#### [MATERIAL PROVIDED]
###
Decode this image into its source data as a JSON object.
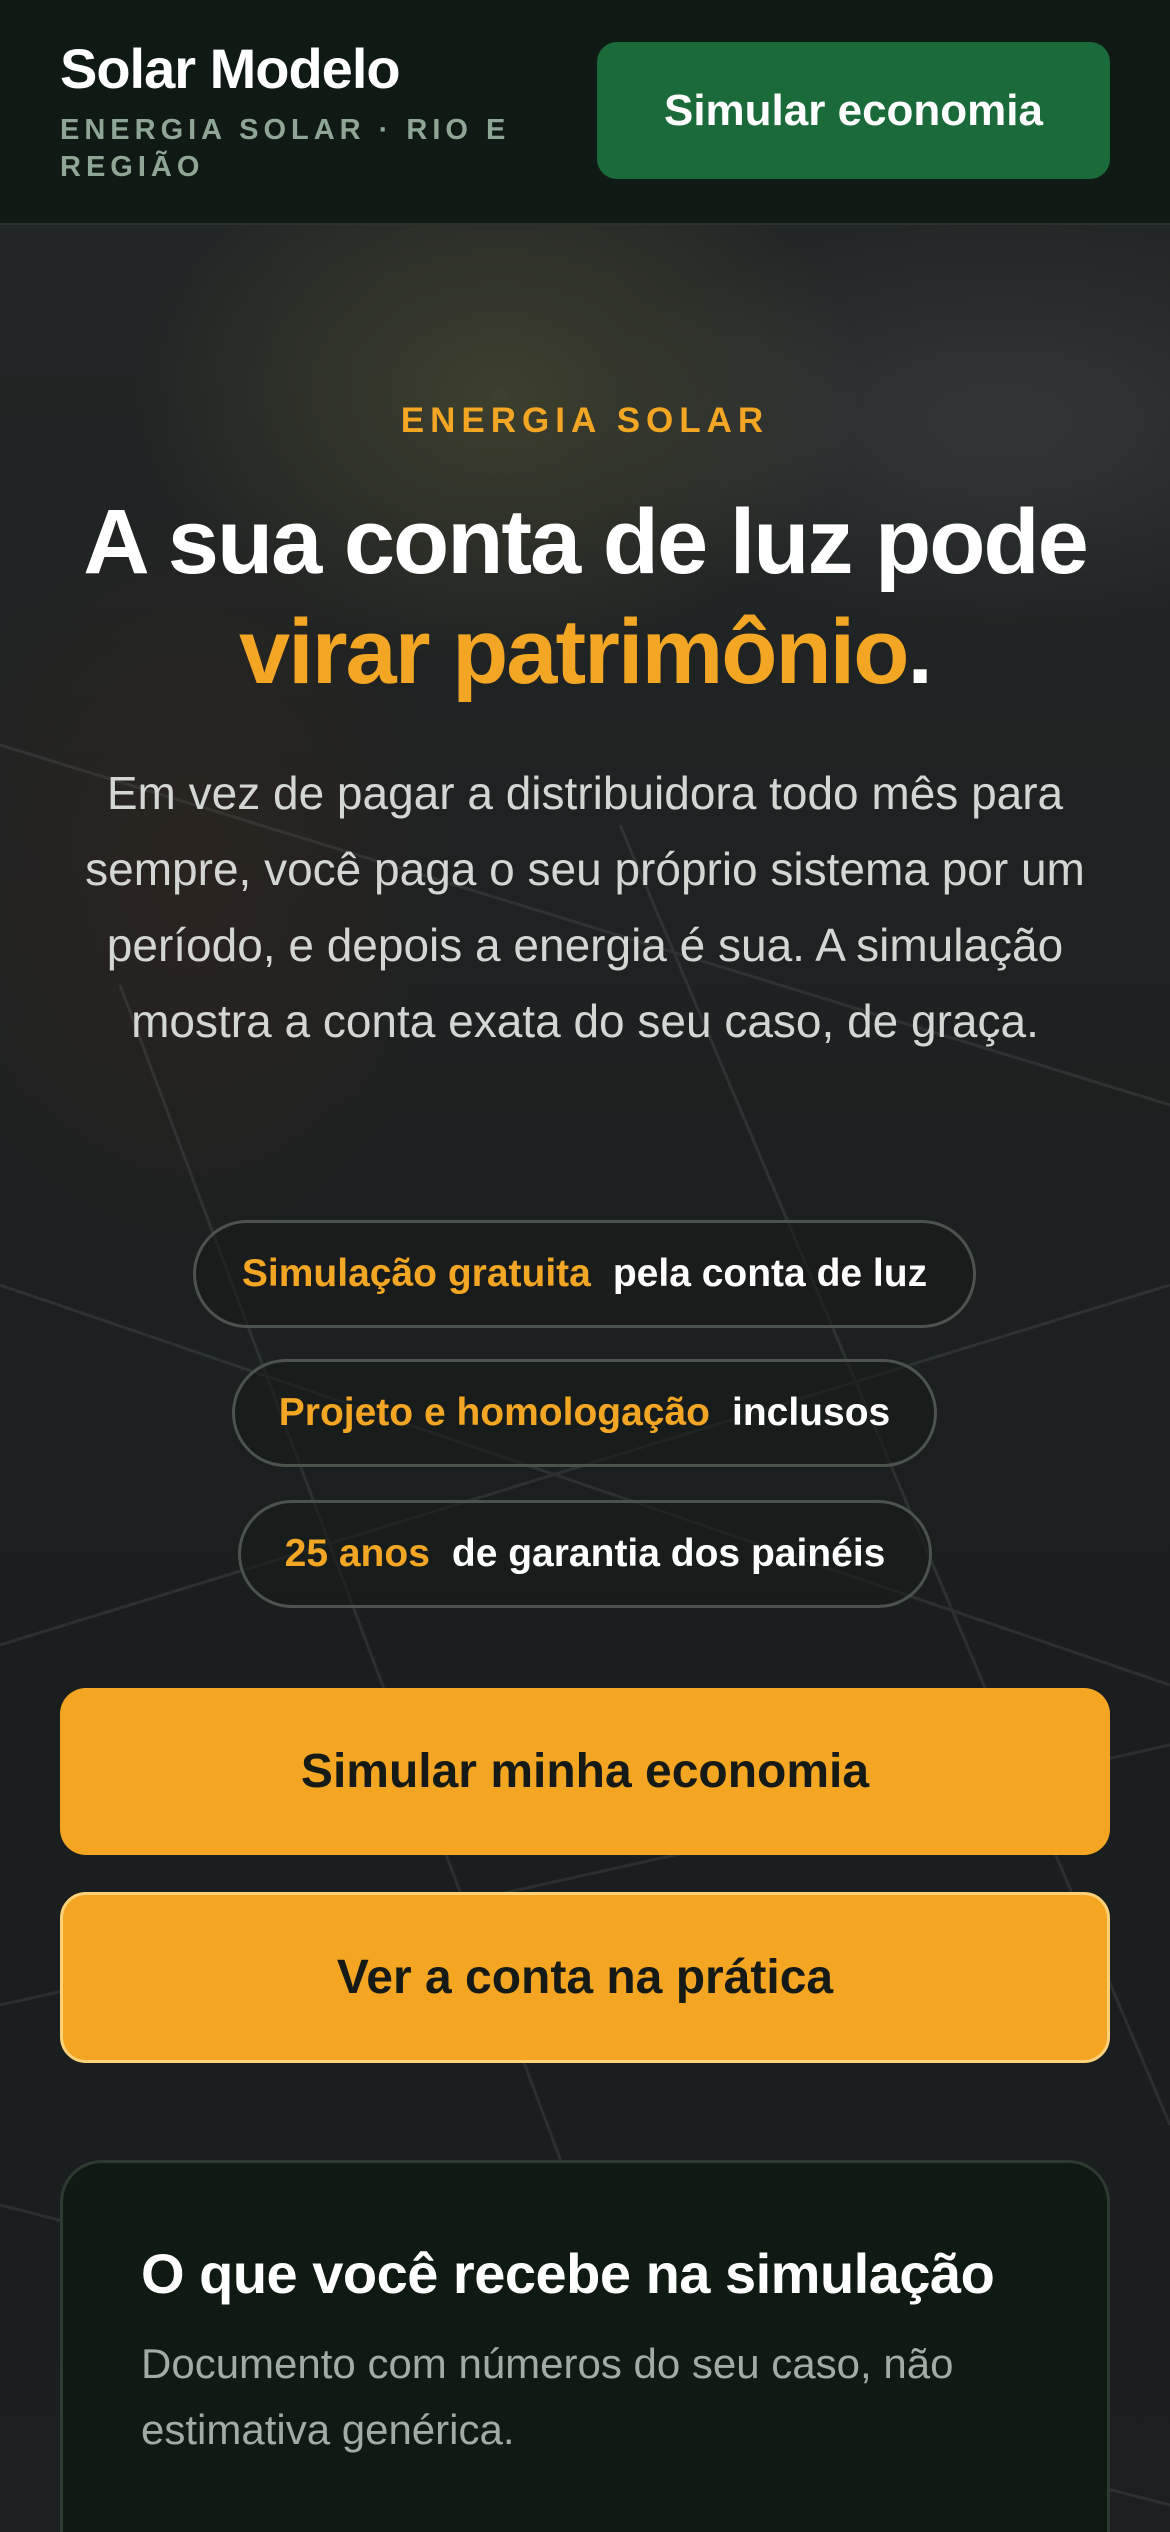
{
  "header": {
    "brand_name": "Solar Modelo",
    "brand_tagline": "ENERGIA SOLAR · RIO E REGIÃO",
    "cta_label": "Simular economia"
  },
  "hero": {
    "eyebrow": "ENERGIA SOLAR",
    "headline_part1": "A sua conta de luz pode",
    "headline_accent": "virar patrimônio",
    "headline_end": ".",
    "lead": "Em vez de pagar a distribuidora todo mês para sempre, você paga o seu próprio sistema por um período, e depois a energia é sua. A simulação mostra a conta exata do seu caso, de graça.",
    "pills": [
      {
        "strong": "Simulação gratuita",
        "text": "pela conta de luz"
      },
      {
        "strong": "Projeto e homologação",
        "text": "inclusos"
      },
      {
        "strong": "25 anos",
        "text": "de garantia dos painéis"
      }
    ],
    "primary_cta": "Simular minha economia",
    "secondary_cta": "Ver a conta na prática"
  },
  "card": {
    "title": "O que você recebe na simulação",
    "text": "Documento com números do seu caso, não estimativa genérica."
  },
  "colors": {
    "accent": "#f2a623",
    "brand_green": "#1b6b3a",
    "header_bg": "#101a14",
    "card_bg": "#0f1a13"
  }
}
###
Pull out all lines from the listing that contain the string "Simular".

#### [THE COMPLETED TASK]
    "cta_label": "Simular economia"
    "primary_cta": "Simular minha economia",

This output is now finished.